Provide the number of lines containing the word "nand", and nothing else.

SUPPLIED DATA ▸
╔══

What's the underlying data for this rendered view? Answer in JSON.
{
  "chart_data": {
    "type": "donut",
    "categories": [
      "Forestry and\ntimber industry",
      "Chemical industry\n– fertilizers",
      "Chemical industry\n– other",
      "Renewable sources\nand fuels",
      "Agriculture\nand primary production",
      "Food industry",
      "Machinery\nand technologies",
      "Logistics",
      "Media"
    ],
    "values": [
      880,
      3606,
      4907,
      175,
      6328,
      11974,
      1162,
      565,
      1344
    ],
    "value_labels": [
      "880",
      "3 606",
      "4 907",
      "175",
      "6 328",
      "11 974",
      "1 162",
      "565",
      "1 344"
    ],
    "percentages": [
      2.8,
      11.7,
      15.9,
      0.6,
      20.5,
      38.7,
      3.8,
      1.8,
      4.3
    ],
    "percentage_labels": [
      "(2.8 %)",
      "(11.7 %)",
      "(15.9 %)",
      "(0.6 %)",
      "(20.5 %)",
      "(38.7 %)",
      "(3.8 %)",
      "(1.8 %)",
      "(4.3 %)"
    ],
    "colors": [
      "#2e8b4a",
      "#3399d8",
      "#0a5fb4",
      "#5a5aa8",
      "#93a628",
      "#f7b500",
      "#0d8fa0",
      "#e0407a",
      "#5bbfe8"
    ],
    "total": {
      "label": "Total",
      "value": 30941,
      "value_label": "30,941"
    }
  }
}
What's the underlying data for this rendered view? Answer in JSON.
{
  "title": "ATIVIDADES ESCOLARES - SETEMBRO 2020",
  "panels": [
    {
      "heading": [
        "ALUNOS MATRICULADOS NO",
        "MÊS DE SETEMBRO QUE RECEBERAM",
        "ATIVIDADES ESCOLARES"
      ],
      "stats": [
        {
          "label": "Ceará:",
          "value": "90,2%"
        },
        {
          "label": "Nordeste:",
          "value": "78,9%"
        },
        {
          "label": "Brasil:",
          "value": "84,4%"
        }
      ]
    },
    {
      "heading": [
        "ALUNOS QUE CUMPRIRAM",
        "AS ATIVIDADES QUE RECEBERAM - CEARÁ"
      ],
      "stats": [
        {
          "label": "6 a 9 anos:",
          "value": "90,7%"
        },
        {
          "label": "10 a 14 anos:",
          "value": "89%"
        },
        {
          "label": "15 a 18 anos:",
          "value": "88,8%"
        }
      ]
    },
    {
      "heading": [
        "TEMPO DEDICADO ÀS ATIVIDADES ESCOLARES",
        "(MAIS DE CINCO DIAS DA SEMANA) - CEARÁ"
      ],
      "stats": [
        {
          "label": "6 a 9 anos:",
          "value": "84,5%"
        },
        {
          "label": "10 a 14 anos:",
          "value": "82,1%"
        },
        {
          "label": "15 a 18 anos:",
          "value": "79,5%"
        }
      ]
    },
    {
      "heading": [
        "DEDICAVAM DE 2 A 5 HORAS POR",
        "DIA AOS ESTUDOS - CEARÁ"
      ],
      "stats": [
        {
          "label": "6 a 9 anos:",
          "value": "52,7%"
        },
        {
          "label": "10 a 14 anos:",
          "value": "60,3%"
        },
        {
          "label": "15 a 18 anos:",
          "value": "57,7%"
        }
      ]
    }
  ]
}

╚══

TASK ANSWER ▸
3